* [Goal]: Check every line of the material below for the string "output", and return the ones that have it.

### Supplied entries

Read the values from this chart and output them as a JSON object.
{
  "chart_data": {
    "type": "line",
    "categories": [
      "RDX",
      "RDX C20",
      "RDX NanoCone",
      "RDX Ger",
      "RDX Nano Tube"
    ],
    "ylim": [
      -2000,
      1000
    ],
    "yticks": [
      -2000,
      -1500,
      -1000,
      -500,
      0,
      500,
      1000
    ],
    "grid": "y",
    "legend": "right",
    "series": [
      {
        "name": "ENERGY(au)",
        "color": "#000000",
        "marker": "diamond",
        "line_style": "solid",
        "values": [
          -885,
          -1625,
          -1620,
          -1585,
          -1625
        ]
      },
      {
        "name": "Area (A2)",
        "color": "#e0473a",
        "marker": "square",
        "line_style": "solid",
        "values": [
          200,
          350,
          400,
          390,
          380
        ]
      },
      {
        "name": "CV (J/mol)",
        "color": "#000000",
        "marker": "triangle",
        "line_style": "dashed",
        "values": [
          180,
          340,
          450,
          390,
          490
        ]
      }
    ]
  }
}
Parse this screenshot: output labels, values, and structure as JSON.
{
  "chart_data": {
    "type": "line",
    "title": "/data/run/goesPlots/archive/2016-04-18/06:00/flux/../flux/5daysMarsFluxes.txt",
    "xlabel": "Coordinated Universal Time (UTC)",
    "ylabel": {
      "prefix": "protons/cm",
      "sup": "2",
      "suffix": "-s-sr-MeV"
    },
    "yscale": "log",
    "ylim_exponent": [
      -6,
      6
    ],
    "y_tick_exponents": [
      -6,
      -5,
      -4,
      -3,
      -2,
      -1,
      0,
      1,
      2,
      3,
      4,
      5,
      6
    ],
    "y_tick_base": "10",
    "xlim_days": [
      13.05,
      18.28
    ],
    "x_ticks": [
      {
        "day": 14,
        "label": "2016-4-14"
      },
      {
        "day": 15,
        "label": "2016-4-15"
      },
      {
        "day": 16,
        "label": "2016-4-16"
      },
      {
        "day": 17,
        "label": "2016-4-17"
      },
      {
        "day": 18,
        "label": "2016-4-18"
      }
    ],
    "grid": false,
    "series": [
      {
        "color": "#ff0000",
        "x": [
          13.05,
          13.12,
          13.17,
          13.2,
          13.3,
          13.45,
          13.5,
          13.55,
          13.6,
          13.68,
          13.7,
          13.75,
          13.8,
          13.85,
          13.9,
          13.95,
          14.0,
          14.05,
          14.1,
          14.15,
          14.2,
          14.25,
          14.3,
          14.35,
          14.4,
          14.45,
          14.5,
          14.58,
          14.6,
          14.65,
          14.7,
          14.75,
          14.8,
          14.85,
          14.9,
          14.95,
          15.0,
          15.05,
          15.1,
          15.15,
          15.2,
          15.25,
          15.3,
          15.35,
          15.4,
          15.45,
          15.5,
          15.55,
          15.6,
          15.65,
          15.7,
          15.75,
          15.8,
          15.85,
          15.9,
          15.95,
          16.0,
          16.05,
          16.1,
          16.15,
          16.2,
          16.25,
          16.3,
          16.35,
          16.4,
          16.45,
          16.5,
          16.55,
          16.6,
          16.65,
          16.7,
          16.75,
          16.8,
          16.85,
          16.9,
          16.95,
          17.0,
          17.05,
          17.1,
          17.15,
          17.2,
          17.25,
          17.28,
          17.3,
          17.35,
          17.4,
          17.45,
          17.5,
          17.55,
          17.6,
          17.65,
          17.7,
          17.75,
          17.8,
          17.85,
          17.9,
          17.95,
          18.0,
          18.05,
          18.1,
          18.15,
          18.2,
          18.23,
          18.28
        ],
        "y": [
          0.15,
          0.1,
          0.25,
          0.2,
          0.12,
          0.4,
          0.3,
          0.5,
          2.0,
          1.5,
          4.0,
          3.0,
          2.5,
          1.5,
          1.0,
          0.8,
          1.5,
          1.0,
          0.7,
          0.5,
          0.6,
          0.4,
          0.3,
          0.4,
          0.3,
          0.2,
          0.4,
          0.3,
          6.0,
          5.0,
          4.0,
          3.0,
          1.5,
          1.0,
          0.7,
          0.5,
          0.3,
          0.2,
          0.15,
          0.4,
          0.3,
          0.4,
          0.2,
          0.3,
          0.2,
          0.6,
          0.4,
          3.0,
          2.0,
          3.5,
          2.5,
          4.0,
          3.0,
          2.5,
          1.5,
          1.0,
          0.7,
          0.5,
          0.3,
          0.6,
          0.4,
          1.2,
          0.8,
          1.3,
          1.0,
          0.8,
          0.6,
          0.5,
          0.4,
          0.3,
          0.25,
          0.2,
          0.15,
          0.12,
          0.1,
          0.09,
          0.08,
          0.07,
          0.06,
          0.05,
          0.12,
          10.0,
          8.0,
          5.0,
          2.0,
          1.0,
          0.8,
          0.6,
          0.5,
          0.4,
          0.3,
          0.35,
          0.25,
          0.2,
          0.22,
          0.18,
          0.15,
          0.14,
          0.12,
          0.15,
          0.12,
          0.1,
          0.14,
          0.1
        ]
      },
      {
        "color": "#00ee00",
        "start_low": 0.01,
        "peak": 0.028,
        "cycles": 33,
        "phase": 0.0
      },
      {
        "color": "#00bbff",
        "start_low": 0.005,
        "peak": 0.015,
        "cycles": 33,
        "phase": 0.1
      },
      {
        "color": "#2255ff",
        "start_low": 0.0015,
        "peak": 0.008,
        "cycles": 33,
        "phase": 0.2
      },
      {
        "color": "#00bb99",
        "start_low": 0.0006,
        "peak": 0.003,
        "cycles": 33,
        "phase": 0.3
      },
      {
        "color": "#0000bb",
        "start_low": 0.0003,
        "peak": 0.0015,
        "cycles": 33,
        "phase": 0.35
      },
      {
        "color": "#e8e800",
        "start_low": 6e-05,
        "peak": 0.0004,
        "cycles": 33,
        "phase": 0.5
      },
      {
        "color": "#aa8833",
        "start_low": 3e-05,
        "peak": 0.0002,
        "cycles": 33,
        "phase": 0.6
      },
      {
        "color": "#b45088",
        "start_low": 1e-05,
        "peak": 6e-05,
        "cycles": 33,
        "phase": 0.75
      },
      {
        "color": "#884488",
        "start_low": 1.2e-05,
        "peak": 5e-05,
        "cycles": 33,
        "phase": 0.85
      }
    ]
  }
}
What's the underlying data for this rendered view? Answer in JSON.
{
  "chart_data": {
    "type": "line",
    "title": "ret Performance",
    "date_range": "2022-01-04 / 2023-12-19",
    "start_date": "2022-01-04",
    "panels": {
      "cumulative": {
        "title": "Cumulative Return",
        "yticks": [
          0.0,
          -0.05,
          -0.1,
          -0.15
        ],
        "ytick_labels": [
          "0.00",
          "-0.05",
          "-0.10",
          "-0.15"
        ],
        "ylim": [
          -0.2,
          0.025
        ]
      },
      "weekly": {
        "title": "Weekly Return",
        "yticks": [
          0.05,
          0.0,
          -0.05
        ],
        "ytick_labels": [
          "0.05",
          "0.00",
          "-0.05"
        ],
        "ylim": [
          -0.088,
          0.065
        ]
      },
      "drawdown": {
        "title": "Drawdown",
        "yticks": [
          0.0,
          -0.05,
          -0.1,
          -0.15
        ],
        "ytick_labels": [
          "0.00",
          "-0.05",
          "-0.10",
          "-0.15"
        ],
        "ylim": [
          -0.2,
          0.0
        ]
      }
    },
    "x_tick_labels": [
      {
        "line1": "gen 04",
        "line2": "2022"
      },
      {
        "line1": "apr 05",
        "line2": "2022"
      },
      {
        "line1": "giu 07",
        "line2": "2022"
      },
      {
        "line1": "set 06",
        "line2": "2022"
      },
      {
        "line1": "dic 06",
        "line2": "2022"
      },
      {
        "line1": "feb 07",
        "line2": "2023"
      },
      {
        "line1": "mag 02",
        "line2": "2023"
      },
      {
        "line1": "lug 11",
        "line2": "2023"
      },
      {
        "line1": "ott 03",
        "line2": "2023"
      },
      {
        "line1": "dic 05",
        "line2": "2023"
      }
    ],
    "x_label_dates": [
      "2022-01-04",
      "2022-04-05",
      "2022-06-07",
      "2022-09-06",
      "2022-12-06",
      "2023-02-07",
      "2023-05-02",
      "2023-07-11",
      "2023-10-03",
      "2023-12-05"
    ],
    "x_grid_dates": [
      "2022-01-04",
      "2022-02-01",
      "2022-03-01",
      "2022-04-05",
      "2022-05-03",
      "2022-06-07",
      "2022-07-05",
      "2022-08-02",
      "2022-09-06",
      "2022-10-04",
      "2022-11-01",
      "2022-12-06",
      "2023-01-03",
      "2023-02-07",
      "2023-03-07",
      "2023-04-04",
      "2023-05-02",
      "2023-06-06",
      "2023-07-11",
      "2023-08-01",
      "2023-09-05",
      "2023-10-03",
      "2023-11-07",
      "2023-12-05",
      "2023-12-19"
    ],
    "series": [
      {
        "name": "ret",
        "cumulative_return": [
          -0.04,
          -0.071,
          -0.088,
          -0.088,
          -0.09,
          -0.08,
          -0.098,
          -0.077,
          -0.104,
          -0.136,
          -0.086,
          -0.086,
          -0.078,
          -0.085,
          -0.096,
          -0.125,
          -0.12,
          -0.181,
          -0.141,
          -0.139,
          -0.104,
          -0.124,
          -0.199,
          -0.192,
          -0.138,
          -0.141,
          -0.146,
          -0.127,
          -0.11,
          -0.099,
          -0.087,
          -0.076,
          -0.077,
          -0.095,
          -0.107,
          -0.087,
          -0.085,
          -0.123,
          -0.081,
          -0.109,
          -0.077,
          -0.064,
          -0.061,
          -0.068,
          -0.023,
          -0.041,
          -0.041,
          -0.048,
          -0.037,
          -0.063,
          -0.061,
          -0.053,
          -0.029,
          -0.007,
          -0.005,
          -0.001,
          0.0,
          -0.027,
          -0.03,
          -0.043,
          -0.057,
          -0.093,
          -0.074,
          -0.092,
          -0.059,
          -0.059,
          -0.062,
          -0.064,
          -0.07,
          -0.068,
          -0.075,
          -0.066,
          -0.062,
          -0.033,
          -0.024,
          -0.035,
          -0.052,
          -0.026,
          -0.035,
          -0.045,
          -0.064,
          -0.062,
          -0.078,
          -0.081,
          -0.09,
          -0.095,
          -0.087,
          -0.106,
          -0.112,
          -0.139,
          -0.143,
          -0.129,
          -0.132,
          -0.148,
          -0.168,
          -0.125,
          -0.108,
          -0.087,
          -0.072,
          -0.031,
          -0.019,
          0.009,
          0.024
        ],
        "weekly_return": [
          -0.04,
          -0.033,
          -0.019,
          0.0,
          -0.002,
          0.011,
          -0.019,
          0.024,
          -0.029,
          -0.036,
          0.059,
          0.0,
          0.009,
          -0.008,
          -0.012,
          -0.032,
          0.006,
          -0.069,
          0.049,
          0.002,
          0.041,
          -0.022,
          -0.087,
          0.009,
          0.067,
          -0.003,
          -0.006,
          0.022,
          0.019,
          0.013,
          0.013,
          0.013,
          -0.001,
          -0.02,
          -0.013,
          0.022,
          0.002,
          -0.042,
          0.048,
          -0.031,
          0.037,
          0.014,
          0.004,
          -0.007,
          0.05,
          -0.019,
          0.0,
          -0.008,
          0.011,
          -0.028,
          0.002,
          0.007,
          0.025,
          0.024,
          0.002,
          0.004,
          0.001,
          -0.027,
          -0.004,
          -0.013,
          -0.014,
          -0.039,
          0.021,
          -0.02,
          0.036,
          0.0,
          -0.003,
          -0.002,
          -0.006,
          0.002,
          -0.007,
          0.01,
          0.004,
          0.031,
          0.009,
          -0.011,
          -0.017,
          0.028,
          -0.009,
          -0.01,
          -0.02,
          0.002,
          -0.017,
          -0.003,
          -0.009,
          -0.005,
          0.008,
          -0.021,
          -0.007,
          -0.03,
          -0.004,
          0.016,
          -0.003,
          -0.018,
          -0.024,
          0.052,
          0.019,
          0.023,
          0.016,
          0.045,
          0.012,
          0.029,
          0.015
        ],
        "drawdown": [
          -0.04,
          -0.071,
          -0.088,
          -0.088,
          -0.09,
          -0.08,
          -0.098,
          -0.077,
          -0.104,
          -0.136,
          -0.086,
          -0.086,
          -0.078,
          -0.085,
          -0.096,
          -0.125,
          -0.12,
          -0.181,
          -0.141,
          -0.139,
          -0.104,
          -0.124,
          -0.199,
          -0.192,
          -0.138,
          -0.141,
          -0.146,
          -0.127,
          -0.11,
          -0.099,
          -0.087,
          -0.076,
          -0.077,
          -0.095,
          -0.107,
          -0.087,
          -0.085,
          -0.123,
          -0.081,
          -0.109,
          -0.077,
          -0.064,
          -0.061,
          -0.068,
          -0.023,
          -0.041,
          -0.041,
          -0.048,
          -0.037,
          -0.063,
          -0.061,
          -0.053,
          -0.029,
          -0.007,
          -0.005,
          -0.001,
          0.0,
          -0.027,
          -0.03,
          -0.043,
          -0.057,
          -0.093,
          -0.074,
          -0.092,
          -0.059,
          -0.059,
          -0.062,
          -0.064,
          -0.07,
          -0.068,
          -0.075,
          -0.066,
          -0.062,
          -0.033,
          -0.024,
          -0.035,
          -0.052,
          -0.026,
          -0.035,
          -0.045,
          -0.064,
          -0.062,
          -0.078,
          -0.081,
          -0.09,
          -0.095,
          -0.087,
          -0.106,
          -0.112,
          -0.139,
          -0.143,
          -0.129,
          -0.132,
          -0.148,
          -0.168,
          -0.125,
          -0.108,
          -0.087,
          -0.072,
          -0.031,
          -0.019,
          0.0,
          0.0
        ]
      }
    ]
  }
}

######

* [Finished exercise]:
Read the values from this chart and output them as a JSON object.
Parse this screenshot: output labels, values, and structure as JSON.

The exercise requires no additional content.